Fragmento citado

• • • • • • •

La Guerra Chiquita o la revolución abortada
Cuando, entre finales de mayo y parte del mes de junio de 1878, las
legiones mambisas protestantes en Baraguá, se vieron forzadas a deponer las
armas -tras muchas e infructuosas gestiones para recibir ayuda del exterior y
de las ciudades de la Isla- y avalaron esa actitud con el respectivo acuerdo entre
el Gobierno Provisional de la República de Cuba en Armas y el general en jefe
del ejército español, Arsenio Martínez Campos, de hecho se cerró un
extraordinario capítulo de nuestra historia, pero, de modo tal, que se abría el
prólogo de otro conflicto bélico hispano-cubano…
Emblemáticos jefes y oficiales de dichas fuerzas, por diversas
razones, salieron entonces al exilio voluntario. Algunos, sin embargo, optaron por
seguir combatiendo -o alzados tan solo–, junto con sus partidarios más fieles.
Así lo hizo el teniente coronel José Ramón Leocadio Bonachea y sus
decenas de seguidores, peleando en los límites de Las Villas y el occidente del
Camagüey, hasta el 15 de abril de 1879, fecha en la cual –por consejos y
presiones de sus ex compañeros de gesta villareños- depuso sus armas, no sin
antes hacer formal manifiesto, ese día, de rechazo a la dominación española en
Cuba y de no acogerse a ningún pacto;
actitud que ha pasado a la historia como la Protesta de Horno de Cal (o de
Jarao).
Destaca, también, parecida conducta de los comandantes Ignacio Díaz y
Francisco Estrada, y de los más de 60 con que contaban en las tierras montuosas
de Bayamo y Manzanillo, quienes mantuvieron la vida guerrillera hasta finales
del año 1878, en que, presionados bajo el argumento de cesar entonces para
continuar más tarde –y así evitar mayores penurias, muertes y hasta el descrédito
de la propaganda española, que los calificaba como bandidos- plantearon al
general Antonio Maceo el dilema de cejar o proseguir, y este les aconsejó la
desmovilización provisional, con vistas a una venidera y crucial partida.
Igualmente memorable fue la postura del capitán Modesto Fornaris Ochoa,
quien, dice un acta levantada al efecto, “Aguantó lo indecible” junto a sus 10
harapientos compañeros, hasta que, en octubre de 1878, forzados por el hambre, la
sed, la falta de municiones, la ausencia de apoyo popular a su causa y la implacable
persecución de las tropas españolas –así como las gestiones de amigos y ex
insurrectos- dejaron las armas, en espera de momentos mejores; todo lo cual
consignaron en la denominada Protesta de Fray Benito (Holguín).

• • • • • • •

Datos proporcionados

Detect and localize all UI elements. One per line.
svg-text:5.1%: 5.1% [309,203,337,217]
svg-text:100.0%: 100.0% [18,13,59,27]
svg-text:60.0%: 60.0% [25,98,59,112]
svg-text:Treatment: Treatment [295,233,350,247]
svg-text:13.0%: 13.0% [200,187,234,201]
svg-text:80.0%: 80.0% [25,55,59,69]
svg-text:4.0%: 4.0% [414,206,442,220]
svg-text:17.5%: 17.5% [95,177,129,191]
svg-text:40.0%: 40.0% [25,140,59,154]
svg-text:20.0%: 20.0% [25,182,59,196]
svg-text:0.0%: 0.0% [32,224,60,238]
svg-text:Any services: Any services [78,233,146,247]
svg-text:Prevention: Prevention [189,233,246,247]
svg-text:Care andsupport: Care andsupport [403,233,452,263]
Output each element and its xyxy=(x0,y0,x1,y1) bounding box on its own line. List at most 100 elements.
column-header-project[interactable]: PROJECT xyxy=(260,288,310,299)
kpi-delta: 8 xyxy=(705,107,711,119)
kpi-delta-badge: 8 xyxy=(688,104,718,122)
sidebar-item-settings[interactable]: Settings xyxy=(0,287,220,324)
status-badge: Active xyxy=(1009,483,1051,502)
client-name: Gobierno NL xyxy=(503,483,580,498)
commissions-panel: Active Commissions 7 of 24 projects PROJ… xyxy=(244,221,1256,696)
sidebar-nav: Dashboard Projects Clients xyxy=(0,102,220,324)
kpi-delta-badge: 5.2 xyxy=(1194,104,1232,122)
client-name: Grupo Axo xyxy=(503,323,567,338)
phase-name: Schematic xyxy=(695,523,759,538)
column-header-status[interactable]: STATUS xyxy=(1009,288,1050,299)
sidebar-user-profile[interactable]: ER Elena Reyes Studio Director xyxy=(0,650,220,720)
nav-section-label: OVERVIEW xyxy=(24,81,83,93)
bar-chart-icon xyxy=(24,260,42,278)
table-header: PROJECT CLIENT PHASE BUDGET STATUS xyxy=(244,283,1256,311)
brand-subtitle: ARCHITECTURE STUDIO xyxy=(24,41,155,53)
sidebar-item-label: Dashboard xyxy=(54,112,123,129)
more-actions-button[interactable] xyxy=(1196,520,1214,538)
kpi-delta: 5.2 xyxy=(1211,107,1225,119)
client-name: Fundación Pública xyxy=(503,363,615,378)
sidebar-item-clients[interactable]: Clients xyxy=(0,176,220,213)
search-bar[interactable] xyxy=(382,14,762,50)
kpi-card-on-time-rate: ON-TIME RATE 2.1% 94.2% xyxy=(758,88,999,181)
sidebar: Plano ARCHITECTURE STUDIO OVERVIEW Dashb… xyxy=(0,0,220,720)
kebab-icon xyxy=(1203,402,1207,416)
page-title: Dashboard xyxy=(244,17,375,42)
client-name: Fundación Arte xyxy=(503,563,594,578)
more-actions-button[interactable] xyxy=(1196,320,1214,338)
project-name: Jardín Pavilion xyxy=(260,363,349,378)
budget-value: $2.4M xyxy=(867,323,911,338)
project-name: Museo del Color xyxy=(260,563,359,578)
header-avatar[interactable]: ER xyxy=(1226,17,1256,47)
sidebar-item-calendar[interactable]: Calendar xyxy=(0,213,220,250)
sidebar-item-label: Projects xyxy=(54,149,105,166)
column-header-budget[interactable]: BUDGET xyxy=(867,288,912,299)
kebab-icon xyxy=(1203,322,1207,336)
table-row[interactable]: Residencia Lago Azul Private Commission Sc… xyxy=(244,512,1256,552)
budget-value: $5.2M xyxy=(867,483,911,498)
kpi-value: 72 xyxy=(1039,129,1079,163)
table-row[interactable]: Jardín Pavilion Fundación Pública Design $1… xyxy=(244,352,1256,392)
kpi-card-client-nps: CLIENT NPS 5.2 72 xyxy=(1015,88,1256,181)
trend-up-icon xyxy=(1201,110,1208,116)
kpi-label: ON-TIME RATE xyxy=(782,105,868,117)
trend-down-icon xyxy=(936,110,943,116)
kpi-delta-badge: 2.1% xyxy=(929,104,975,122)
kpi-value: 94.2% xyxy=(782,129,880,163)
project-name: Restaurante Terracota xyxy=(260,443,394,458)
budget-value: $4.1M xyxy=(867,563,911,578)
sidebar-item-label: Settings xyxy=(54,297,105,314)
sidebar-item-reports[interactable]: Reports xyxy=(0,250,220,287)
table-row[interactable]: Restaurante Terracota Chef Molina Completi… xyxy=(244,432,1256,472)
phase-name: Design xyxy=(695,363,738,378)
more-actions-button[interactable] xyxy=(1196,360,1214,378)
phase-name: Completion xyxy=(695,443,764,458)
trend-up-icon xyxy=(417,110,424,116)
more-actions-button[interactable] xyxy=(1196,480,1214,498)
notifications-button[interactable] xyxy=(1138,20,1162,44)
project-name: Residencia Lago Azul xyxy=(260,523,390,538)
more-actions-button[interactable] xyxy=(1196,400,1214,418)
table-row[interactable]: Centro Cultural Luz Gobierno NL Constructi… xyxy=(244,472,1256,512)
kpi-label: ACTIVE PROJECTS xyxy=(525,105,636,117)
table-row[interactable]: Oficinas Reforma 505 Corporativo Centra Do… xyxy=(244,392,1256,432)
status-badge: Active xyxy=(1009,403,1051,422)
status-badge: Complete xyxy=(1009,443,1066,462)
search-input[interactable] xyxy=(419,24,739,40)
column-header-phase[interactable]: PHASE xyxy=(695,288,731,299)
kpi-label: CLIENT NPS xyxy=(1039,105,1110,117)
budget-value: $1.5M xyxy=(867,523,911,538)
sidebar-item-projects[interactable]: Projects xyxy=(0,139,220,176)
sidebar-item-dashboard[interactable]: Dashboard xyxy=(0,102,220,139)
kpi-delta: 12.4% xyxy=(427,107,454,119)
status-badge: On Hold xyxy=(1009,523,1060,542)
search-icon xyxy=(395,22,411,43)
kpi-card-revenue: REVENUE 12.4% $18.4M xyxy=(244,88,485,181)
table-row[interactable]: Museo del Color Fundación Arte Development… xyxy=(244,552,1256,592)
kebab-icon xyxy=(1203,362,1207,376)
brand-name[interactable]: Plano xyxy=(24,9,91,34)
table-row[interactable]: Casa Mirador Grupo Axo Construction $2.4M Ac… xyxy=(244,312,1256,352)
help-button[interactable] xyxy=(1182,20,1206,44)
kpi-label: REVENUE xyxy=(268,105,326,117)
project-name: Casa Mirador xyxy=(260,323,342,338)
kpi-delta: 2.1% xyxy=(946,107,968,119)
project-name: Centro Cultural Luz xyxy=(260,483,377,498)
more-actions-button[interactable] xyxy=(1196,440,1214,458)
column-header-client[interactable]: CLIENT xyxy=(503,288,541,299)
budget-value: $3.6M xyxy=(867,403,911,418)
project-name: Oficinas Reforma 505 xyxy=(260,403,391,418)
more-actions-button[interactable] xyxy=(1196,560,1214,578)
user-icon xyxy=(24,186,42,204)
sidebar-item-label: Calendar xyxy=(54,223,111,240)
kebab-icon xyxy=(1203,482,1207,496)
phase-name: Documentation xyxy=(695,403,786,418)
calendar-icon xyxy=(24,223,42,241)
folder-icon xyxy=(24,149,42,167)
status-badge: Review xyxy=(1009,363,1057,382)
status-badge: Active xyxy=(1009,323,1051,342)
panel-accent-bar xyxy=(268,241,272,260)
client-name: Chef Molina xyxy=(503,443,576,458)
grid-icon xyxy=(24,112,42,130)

• • • • • • •

Tarea asignada
Responda, según el fragmento sobre la Guerra Chiquita:
1. ¿En qué fecha depuso las armas el teniente coronel José Ramón Leocadio Bonachea?
2. ¿Qué aconsejó el general Antonio Maceo a los comandantes Ignacio Díaz y Francisco Estrada?
3. ¿Junto a cuántos compañeros resistió el capitán Modesto Fornaris Ochoa?

Solución redactada
1. El 15 de abril de 1879.
2. La desmovilización provisional, con vistas a una venidera y crucial partida.
3. Junto a 10 compañeros.